• DATA PROVIDED:
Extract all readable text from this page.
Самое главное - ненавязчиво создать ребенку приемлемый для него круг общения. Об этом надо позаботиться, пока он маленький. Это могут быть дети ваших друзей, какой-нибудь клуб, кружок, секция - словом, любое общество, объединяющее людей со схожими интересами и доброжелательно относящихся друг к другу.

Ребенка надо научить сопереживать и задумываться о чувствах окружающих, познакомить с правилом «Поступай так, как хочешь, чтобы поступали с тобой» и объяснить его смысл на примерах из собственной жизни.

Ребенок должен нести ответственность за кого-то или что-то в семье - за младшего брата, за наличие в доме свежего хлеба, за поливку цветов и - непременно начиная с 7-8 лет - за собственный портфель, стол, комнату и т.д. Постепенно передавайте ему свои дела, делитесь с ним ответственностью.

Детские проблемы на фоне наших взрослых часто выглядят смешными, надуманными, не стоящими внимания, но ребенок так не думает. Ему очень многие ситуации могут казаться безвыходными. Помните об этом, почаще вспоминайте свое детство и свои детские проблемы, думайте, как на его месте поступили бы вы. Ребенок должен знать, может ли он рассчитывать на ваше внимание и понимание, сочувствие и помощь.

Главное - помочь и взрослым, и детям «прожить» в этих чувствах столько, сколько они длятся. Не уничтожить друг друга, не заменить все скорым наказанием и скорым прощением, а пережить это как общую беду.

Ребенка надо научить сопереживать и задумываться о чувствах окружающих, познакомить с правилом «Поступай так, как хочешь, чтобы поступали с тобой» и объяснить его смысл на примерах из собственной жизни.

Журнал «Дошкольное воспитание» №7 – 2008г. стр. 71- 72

• EXERCISE TASK:
Quote each line above in full, word for word.

• FINAL RESULT:
Extract all readable text from this page.
Самое главное - ненавязчиво создать ребенку приемлемый для него круг общения. Об этом надо позаботиться, пока он маленький. Это могут быть дети ваших друзей, какой-нибудь клуб, кружок, секция - словом, любое общество, объединяющее людей со схожими интересами и доброжелательно относящихся друг к другу.

Ребенка надо научить сопереживать и задумываться о чувствах окружающих, познакомить с правилом «Поступай так, как хочешь, чтобы поступали с тобой» и объяснить его смысл на примерах из собственной жизни.

Ребенок должен нести ответственность за кого-то или что-то в семье - за младшего брата, за наличие в доме свежего хлеба, за поливку цветов и - непременно начиная с 7-8 лет - за собственный портфель, стол, комнату и т.д. Постепенно передавайте ему свои дела, делитесь с ним ответственностью.

Детские проблемы на фоне наших взрослых часто выглядят смешными, надуманными, не стоящими внимания, но ребенок так не думает. Ему очень многие ситуации могут казаться безвыходными. Помните об этом, почаще вспоминайте свое детство и свои детские проблемы, думайте, как на его месте поступили бы вы. Ребенок должен знать, может ли он рассчитывать на ваше внимание и понимание, сочувствие и помощь.

Главное - помочь и взрослым, и детям «прожить» в этих чувствах столько, сколько они длятся. Не уничтожить друг друга, не заменить все скорым наказанием и скорым прощением, а пережить это как общую беду.

Ребенка надо научить сопереживать и задумываться о чувствах окружающих, познакомить с правилом «Поступай так, как хочешь, чтобы поступали с тобой» и объяснить его смысл на примерах из собственной жизни.

Журнал «Дошкольное воспитание» №7 – 2008г. стр. 71- 72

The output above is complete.